Your task is to repeat the lines below exactly, excluding any pictures they contain.

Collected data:
************

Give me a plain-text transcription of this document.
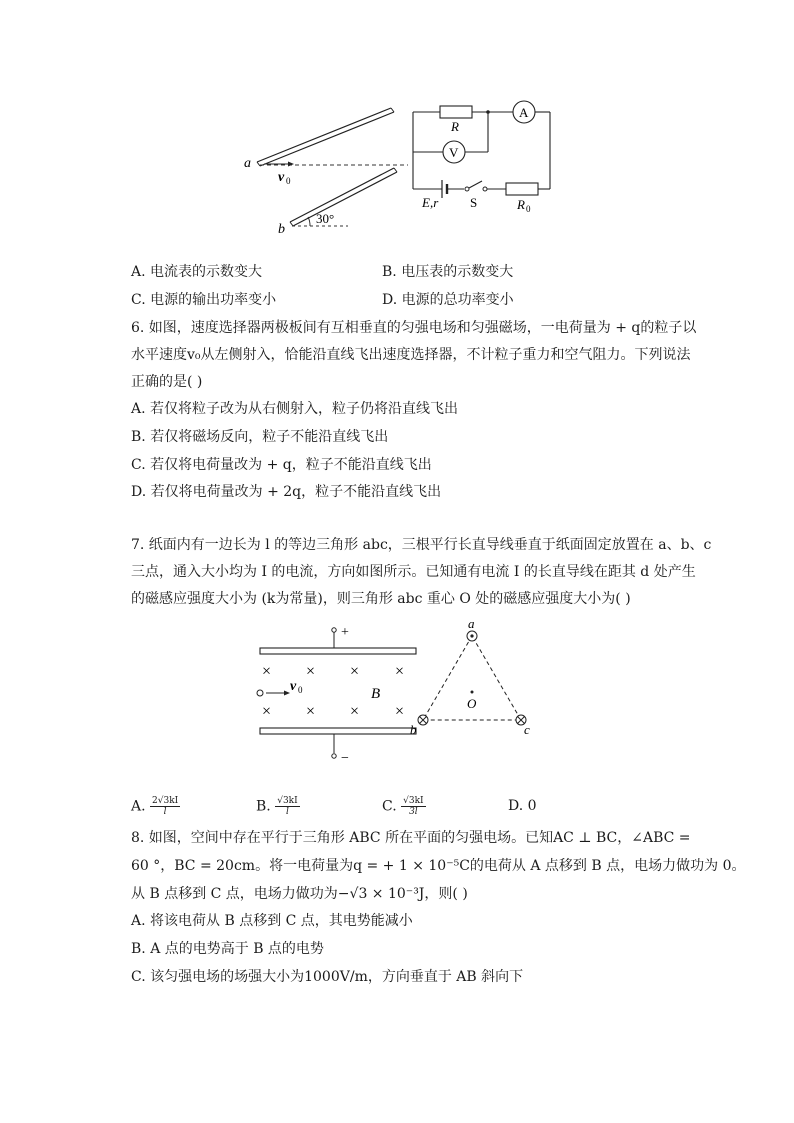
a
b
v 0
30°
R
A
V
E,r S	R 0
A. 电流表的示数变大	B. 电压表的示数变大
C. 电源的输出功率变小	D. 电源的总功率变小
6. 如图，速度选择器两极板间有互相垂直的匀强电场和匀强磁场，一电荷量为 + q的粒子以
水平速度v₀从左侧射入，恰能沿直线飞出速度选择器，不计粒子重力和空气阻力。下列说法
正确的是( )
A. 若仅将粒子改为从右侧射入，粒子仍将沿直线飞出
B. 若仅将磁场反向，粒子不能沿直线飞出
C. 若仅将电荷量改为 + q，粒子不能沿直线飞出
D. 若仅将电荷量改为 + 2q，粒子不能沿直线飞出
7. 纸面内有一边长为 l 的等边三角形 abc，三根平行长直导线垂直于纸面固定放置在 a、b、c
三点，通入大小均为 I 的电流，方向如图所示。已知通有电流 I 的长直导线在距其 d 处产生
的磁感应强度大小为 (k为常量)，则三角形 abc 重心 O 处的磁感应强度大小为( )
+
−
× × × ×
× × × ×
v 0	B
a
b	c
O
A. $\frac{2√3kI}{l}$	B. $\frac{√3kI}{l}$	C. $\frac{√3kI}{3l}$	D. 0
8. 如图，空间中存在平行于三角形 ABC 所在平面的匀强电场。已知AC ⊥ BC，∠ABC =
60 °，BC = 20cm。将一电荷量为q = + 1 × 10⁻⁵C的电荷从 A 点移到 B 点，电场力做功为 0。
从 B 点移到 C 点，电场力做功为−√3 × 10⁻³J，则( )
A. 将该电荷从 B 点移到 C 点，其电势能减小
B. A 点的电势高于 B 点的电势
C. 该匀强电场的场强大小为1000V/m，方向垂直于 AB 斜向下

************

→ Expected output:
Give me a plain-text transcription of this document.
a
b
v 0
30°
R
A
V
E,r S	R 0
A. 电流表的示数变大	B. 电压表的示数变大
C. 电源的输出功率变小	D. 电源的总功率变小
6. 如图，速度选择器两极板间有互相垂直的匀强电场和匀强磁场，一电荷量为 + q的粒子以
水平速度v₀从左侧射入，恰能沿直线飞出速度选择器，不计粒子重力和空气阻力。下列说法
正确的是( )
A. 若仅将粒子改为从右侧射入，粒子仍将沿直线飞出
B. 若仅将磁场反向，粒子不能沿直线飞出
C. 若仅将电荷量改为 + q，粒子不能沿直线飞出
D. 若仅将电荷量改为 + 2q，粒子不能沿直线飞出
7. 纸面内有一边长为 l 的等边三角形 abc，三根平行长直导线垂直于纸面固定放置在 a、b、c
三点，通入大小均为 I 的电流，方向如图所示。已知通有电流 I 的长直导线在距其 d 处产生
的磁感应强度大小为 (k为常量)，则三角形 abc 重心 O 处的磁感应强度大小为( )
+
−
× × × ×
× × × ×
v 0	B
a
b	c
O
A. $\frac{2√3kI}{l}$	B. $\frac{√3kI}{l}$	C. $\frac{√3kI}{3l}$	D. 0
8. 如图，空间中存在平行于三角形 ABC 所在平面的匀强电场。已知AC ⊥ BC，∠ABC =
60 °，BC = 20cm。将一电荷量为q = + 1 × 10⁻⁵C的电荷从 A 点移到 B 点，电场力做功为 0。
从 B 点移到 C 点，电场力做功为−√3 × 10⁻³J，则( )
A. 将该电荷从 B 点移到 C 点，其电势能减小
B. A 点的电势高于 B 点的电势
C. 该匀强电场的场强大小为1000V/m，方向垂直于 AB 斜向下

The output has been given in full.